OBJECTIVE:
All lines featuring the string "count" are to be listed.

RECORD SET:
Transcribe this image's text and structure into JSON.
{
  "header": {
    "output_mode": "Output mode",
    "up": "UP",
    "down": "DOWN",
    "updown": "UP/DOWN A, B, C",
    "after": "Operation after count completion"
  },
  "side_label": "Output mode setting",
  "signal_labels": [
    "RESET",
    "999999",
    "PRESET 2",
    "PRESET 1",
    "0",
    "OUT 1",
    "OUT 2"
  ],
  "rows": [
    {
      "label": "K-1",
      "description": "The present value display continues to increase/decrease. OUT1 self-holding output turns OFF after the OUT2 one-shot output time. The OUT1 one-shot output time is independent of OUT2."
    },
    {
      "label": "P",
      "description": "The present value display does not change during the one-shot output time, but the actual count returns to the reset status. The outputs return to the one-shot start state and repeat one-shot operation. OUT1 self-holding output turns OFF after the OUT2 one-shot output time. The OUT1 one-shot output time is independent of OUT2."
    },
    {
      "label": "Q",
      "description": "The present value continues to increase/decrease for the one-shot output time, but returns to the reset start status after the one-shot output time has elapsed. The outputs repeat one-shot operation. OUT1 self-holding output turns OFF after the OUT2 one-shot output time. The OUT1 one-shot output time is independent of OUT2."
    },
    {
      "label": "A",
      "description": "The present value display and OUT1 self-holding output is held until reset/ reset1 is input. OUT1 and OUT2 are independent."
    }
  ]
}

EXERCISE ANSWER:
    "after": "Operation after count completion"
      "description": "The present value display does not change during the one-shot output time, but the actual count returns to the reset status. The outputs return to the one-shot start state and repeat one-shot operation. OUT1 self-holding output turns OFF after the OUT2 one-shot output time. The OUT1 one-shot output time is independent of OUT2."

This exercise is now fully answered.